— Begin Given records —

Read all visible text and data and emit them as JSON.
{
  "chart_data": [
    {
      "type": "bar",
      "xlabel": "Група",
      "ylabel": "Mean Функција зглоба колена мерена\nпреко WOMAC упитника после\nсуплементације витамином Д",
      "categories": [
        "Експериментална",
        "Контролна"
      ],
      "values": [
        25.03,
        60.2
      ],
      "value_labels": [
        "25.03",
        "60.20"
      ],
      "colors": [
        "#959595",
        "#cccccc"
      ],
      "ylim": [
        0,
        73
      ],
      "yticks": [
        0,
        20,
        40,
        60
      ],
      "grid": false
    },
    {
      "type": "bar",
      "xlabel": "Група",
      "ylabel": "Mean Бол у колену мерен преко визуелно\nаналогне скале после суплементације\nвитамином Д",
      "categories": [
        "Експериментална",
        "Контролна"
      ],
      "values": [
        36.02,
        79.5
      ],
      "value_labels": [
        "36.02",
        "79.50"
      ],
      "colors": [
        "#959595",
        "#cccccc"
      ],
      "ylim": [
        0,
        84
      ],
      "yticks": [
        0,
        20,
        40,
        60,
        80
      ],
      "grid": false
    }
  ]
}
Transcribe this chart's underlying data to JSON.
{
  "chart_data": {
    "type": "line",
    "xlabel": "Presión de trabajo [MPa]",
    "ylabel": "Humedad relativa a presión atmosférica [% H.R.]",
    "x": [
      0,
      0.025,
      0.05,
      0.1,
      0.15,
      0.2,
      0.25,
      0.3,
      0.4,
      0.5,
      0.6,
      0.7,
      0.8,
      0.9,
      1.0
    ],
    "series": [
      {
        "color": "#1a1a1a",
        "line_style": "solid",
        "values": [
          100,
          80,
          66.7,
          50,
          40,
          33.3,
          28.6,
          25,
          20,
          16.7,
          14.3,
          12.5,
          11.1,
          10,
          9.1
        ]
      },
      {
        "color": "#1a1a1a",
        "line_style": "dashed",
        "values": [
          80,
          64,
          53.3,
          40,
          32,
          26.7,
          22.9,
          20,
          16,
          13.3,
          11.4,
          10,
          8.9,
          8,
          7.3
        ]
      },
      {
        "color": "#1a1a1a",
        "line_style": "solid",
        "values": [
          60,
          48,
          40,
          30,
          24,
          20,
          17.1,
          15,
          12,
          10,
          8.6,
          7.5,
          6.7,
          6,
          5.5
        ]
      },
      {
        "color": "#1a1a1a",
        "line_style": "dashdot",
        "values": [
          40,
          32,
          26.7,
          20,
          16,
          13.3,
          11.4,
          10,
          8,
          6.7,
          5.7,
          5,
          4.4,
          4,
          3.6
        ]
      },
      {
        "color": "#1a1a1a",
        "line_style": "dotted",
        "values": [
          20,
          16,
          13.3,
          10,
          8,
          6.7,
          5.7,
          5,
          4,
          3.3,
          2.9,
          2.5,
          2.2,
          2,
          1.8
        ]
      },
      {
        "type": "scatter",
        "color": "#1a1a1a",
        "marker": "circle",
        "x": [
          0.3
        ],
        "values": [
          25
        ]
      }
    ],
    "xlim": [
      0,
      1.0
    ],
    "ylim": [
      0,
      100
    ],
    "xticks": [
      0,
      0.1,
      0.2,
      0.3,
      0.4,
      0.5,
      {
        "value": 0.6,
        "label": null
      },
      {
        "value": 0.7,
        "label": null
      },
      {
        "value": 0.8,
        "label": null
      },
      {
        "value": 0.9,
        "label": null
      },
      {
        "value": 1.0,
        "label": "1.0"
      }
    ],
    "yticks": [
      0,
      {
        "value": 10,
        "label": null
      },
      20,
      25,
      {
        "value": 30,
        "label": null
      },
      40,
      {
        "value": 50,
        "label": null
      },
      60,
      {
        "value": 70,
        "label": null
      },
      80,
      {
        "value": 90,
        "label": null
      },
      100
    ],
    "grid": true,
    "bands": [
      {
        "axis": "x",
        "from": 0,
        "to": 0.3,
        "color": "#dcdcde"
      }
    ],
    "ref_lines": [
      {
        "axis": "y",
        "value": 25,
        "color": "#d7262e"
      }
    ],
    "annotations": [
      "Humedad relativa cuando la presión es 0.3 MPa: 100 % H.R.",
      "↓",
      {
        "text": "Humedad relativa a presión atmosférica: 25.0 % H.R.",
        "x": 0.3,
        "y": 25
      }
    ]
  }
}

— End Given records —

**Instructions for the task:** Would you reproduce the material above in full, exactly as given?

**Answer:**
Read all visible text and data and emit them as JSON.
{
  "chart_data": [
    {
      "type": "bar",
      "xlabel": "Група",
      "ylabel": "Mean Функција зглоба колена мерена\nпреко WOMAC упитника после\nсуплементације витамином Д",
      "categories": [
        "Експериментална",
        "Контролна"
      ],
      "values": [
        25.03,
        60.2
      ],
      "value_labels": [
        "25.03",
        "60.20"
      ],
      "colors": [
        "#959595",
        "#cccccc"
      ],
      "ylim": [
        0,
        73
      ],
      "yticks": [
        0,
        20,
        40,
        60
      ],
      "grid": false
    },
    {
      "type": "bar",
      "xlabel": "Група",
      "ylabel": "Mean Бол у колену мерен преко визуелно\nаналогне скале после суплементације\nвитамином Д",
      "categories": [
        "Експериментална",
        "Контролна"
      ],
      "values": [
        36.02,
        79.5
      ],
      "value_labels": [
        "36.02",
        "79.50"
      ],
      "colors": [
        "#959595",
        "#cccccc"
      ],
      "ylim": [
        0,
        84
      ],
      "yticks": [
        0,
        20,
        40,
        60,
        80
      ],
      "grid": false
    }
  ]
}
Transcribe this chart's underlying data to JSON.
{
  "chart_data": {
    "type": "line",
    "xlabel": "Presión de trabajo [MPa]",
    "ylabel": "Humedad relativa a presión atmosférica [% H.R.]",
    "x": [
      0,
      0.025,
      0.05,
      0.1,
      0.15,
      0.2,
      0.25,
      0.3,
      0.4,
      0.5,
      0.6,
      0.7,
      0.8,
      0.9,
      1.0
    ],
    "series": [
      {
        "color": "#1a1a1a",
        "line_style": "solid",
        "values": [
          100,
          80,
          66.7,
          50,
          40,
          33.3,
          28.6,
          25,
          20,
          16.7,
          14.3,
          12.5,
          11.1,
          10,
          9.1
        ]
      },
      {
        "color": "#1a1a1a",
        "line_style": "dashed",
        "values": [
          80,
          64,
          53.3,
          40,
          32,
          26.7,
          22.9,
          20,
          16,
          13.3,
          11.4,
          10,
          8.9,
          8,
          7.3
        ]
      },
      {
        "color": "#1a1a1a",
        "line_style": "solid",
        "values": [
          60,
          48,
          40,
          30,
          24,
          20,
          17.1,
          15,
          12,
          10,
          8.6,
          7.5,
          6.7,
          6,
          5.5
        ]
      },
      {
        "color": "#1a1a1a",
        "line_style": "dashdot",
        "values": [
          40,
          32,
          26.7,
          20,
          16,
          13.3,
          11.4,
          10,
          8,
          6.7,
          5.7,
          5,
          4.4,
          4,
          3.6
        ]
      },
      {
        "color": "#1a1a1a",
        "line_style": "dotted",
        "values": [
          20,
          16,
          13.3,
          10,
          8,
          6.7,
          5.7,
          5,
          4,
          3.3,
          2.9,
          2.5,
          2.2,
          2,
          1.8
        ]
      },
      {
        "type": "scatter",
        "color": "#1a1a1a",
        "marker": "circle",
        "x": [
          0.3
        ],
        "values": [
          25
        ]
      }
    ],
    "xlim": [
      0,
      1.0
    ],
    "ylim": [
      0,
      100
    ],
    "xticks": [
      0,
      0.1,
      0.2,
      0.3,
      0.4,
      0.5,
      {
        "value": 0.6,
        "label": null
      },
      {
        "value": 0.7,
        "label": null
      },
      {
        "value": 0.8,
        "label": null
      },
      {
        "value": 0.9,
        "label": null
      },
      {
        "value": 1.0,
        "label": "1.0"
      }
    ],
    "yticks": [
      0,
      {
        "value": 10,
        "label": null
      },
      20,
      25,
      {
        "value": 30,
        "label": null
      },
      40,
      {
        "value": 50,
        "label": null
      },
      60,
      {
        "value": 70,
        "label": null
      },
      80,
      {
        "value": 90,
        "label": null
      },
      100
    ],
    "grid": true,
    "bands": [
      {
        "axis": "x",
        "from": 0,
        "to": 0.3,
        "color": "#dcdcde"
      }
    ],
    "ref_lines": [
      {
        "axis": "y",
        "value": 25,
        "color": "#d7262e"
      }
    ],
    "annotations": [
      "Humedad relativa cuando la presión es 0.3 MPa: 100 % H.R.",
      "↓",
      {
        "text": "Humedad relativa a presión atmosférica: 25.0 % H.R.",
        "x": 0.3,
        "y": 25
      }
    ]
  }
}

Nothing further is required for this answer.